• **Exercise directions**:
How many lines of the records contain the string "cart"? Case counts, and give only the number.

• **Extracted information**:
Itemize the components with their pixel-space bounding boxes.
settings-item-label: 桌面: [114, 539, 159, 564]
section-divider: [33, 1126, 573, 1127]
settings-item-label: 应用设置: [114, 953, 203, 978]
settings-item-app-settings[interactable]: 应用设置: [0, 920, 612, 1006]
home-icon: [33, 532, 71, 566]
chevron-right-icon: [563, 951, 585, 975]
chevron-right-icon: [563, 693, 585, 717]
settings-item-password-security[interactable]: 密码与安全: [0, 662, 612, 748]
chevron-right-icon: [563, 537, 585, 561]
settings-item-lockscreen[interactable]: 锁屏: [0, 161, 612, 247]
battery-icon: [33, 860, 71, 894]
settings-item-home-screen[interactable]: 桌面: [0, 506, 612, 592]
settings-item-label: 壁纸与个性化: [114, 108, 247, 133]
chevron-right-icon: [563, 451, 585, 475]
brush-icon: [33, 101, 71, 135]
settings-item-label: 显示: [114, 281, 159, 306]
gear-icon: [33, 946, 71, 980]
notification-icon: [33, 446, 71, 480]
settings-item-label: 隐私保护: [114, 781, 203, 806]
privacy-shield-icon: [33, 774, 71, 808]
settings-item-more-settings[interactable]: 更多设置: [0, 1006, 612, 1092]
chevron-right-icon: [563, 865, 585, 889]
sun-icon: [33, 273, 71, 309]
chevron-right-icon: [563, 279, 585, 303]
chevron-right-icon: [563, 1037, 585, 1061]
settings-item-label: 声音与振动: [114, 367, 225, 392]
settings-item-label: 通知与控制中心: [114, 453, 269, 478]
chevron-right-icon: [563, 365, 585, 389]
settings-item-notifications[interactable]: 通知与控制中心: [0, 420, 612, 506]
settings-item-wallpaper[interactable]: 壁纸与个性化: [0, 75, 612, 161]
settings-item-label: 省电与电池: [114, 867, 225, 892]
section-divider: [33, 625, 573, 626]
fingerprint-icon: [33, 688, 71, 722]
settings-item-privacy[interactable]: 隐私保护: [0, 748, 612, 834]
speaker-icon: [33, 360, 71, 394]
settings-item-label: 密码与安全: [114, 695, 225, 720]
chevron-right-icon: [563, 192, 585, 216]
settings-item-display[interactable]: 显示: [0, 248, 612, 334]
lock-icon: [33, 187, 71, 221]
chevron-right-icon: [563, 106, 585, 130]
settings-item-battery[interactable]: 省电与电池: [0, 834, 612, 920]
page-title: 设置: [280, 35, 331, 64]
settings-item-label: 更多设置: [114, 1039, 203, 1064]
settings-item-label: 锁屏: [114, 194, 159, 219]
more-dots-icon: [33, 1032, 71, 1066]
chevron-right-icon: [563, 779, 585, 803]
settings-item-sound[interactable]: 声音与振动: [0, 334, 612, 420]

--

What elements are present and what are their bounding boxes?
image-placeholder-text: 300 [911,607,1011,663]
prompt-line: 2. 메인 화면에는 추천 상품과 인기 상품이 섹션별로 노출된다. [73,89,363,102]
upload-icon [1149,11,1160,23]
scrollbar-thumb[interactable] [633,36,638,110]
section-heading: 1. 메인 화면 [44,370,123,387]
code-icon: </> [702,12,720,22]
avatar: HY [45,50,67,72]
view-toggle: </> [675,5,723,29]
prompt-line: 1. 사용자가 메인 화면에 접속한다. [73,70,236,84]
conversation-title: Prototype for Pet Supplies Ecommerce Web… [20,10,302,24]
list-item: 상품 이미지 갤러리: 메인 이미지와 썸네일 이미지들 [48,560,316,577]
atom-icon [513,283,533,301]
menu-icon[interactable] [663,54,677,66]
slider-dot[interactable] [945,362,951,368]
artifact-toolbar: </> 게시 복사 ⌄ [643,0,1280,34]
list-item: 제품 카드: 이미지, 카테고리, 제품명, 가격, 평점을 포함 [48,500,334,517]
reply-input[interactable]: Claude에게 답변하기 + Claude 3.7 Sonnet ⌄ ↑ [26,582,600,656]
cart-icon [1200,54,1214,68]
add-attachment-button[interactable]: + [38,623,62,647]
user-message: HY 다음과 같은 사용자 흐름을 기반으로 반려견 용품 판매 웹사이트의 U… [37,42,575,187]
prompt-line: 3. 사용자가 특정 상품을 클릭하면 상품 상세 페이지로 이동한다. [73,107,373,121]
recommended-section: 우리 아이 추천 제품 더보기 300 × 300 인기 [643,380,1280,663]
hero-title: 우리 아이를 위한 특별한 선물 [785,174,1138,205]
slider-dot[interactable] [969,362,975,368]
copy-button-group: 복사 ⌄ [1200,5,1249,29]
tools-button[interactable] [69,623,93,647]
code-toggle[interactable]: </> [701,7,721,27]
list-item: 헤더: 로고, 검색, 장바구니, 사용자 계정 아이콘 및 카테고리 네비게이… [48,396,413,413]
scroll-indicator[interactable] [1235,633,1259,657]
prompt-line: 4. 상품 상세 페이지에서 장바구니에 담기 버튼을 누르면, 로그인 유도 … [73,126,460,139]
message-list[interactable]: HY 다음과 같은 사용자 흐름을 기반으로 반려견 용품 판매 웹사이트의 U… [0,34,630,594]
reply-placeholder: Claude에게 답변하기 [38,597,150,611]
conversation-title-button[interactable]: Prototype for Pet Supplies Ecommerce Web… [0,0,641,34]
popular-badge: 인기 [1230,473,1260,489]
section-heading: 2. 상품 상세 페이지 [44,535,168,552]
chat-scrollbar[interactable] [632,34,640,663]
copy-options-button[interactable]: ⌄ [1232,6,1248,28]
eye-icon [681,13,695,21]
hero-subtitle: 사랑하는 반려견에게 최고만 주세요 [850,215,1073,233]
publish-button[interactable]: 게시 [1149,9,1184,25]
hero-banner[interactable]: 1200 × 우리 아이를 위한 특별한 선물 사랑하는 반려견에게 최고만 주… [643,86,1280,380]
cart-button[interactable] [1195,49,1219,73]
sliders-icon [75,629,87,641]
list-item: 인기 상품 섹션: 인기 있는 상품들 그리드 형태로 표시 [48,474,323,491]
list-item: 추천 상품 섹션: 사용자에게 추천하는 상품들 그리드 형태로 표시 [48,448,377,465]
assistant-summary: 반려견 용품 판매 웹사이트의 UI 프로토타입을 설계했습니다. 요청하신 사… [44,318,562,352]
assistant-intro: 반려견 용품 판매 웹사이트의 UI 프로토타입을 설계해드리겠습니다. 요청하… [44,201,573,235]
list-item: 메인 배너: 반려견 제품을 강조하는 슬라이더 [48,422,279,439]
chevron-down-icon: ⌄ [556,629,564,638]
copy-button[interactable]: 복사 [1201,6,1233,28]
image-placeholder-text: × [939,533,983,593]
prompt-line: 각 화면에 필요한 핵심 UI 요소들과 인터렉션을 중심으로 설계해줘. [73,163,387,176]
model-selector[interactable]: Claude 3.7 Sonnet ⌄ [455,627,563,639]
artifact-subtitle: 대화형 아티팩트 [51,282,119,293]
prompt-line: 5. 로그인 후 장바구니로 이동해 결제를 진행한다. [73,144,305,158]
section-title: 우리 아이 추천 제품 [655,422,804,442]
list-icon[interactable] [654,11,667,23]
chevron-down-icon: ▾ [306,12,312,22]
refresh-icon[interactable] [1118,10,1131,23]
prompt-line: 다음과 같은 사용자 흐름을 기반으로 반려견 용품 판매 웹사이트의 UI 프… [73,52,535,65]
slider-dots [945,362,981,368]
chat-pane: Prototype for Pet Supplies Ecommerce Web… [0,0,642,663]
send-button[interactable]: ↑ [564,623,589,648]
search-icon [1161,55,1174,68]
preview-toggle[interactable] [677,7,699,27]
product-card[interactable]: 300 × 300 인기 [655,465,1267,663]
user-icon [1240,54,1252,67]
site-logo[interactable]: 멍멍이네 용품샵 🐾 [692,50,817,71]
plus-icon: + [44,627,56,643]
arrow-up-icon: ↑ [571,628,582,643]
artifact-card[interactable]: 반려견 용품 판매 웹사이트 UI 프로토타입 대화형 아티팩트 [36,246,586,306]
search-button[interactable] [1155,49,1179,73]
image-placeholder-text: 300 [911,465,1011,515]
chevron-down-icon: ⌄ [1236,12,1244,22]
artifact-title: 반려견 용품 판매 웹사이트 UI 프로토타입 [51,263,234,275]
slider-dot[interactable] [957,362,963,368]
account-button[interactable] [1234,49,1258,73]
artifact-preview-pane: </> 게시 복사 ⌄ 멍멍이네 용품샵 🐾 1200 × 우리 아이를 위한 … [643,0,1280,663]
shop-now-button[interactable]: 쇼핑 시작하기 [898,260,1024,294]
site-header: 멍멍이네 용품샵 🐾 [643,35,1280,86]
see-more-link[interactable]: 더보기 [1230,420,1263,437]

* * *

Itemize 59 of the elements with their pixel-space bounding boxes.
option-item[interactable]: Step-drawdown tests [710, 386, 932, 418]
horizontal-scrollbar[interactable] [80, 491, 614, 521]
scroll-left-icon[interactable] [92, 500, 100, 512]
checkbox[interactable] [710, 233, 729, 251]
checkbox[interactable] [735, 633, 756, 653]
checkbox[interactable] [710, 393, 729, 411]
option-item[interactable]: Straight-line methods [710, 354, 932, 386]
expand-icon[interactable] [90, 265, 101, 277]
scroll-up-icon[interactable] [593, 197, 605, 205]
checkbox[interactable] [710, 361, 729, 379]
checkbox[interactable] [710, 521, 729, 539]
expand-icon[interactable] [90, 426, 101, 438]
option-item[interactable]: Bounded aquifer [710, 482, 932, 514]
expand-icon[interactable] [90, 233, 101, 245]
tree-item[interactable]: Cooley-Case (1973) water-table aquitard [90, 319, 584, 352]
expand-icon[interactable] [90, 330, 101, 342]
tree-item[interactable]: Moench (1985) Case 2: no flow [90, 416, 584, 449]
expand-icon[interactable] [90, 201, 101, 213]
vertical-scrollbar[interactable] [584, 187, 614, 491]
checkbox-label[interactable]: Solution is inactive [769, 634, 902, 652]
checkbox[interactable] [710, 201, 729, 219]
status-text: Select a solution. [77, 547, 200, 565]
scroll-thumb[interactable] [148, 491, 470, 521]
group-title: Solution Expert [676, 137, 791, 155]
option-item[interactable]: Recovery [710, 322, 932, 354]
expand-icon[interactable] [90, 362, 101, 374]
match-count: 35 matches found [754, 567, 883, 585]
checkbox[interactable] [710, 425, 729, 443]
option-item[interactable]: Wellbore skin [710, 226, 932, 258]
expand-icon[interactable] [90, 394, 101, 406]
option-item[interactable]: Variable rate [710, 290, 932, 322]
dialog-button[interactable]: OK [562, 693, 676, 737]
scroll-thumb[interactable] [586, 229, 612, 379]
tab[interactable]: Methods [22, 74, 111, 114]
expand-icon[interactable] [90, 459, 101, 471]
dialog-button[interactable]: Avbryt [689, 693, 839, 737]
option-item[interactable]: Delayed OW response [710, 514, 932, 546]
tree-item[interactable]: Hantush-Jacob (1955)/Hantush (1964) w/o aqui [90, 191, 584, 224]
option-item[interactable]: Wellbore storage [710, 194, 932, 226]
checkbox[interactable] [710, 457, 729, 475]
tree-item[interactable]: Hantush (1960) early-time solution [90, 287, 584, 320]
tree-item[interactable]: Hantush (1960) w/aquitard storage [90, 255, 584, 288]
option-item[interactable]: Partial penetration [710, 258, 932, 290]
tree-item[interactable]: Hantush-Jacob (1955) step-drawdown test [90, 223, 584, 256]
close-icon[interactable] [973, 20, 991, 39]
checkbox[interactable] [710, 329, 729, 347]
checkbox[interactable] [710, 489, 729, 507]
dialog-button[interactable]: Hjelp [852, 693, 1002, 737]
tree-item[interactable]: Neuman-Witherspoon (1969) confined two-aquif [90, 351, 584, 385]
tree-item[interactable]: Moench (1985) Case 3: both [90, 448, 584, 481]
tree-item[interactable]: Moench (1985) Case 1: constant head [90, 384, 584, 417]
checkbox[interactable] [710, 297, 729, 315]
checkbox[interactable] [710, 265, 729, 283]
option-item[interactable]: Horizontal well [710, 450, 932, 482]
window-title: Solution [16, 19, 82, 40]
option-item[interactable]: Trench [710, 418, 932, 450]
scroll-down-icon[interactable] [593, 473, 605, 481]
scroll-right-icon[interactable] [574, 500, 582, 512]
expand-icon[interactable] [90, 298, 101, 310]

• **Written answer**:
2